EXERCISE:
Read through the data and report every line in which the word "Comunidad" occurs.

[Figure collection entries]
* * *

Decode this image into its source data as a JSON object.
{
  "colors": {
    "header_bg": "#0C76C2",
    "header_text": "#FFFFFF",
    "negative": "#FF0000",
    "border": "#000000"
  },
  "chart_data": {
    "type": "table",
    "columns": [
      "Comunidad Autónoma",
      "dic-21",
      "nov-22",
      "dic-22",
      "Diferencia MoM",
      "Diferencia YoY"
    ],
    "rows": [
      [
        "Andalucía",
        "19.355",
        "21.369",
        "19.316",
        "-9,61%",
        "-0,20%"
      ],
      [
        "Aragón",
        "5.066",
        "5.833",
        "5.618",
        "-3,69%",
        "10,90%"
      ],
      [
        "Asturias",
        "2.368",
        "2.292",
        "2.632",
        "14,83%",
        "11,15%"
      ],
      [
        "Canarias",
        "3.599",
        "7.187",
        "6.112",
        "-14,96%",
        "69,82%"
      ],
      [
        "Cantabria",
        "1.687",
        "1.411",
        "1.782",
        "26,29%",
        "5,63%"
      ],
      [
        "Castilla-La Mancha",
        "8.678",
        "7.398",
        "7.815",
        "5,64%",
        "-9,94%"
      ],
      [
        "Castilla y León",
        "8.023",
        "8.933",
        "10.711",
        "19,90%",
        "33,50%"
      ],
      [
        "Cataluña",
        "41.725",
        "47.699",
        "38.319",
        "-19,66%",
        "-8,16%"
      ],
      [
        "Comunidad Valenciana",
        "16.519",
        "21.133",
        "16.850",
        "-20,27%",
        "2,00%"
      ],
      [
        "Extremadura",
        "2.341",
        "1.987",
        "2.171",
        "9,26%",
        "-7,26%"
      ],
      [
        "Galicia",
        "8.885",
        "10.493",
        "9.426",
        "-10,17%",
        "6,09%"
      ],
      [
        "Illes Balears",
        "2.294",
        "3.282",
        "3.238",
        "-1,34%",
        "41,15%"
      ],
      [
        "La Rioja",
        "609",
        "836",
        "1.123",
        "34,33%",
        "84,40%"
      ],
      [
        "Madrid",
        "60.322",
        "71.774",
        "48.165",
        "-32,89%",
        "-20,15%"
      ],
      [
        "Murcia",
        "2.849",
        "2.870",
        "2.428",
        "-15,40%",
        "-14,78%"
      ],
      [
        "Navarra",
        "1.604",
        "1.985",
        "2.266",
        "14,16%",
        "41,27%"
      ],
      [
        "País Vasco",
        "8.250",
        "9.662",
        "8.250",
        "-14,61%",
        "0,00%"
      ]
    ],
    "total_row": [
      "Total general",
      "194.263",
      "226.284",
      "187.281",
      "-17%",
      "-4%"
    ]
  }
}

* * *

EXERCISE RESPONSE:
      "Comunidad Autónoma",
        "Comunidad Valenciana",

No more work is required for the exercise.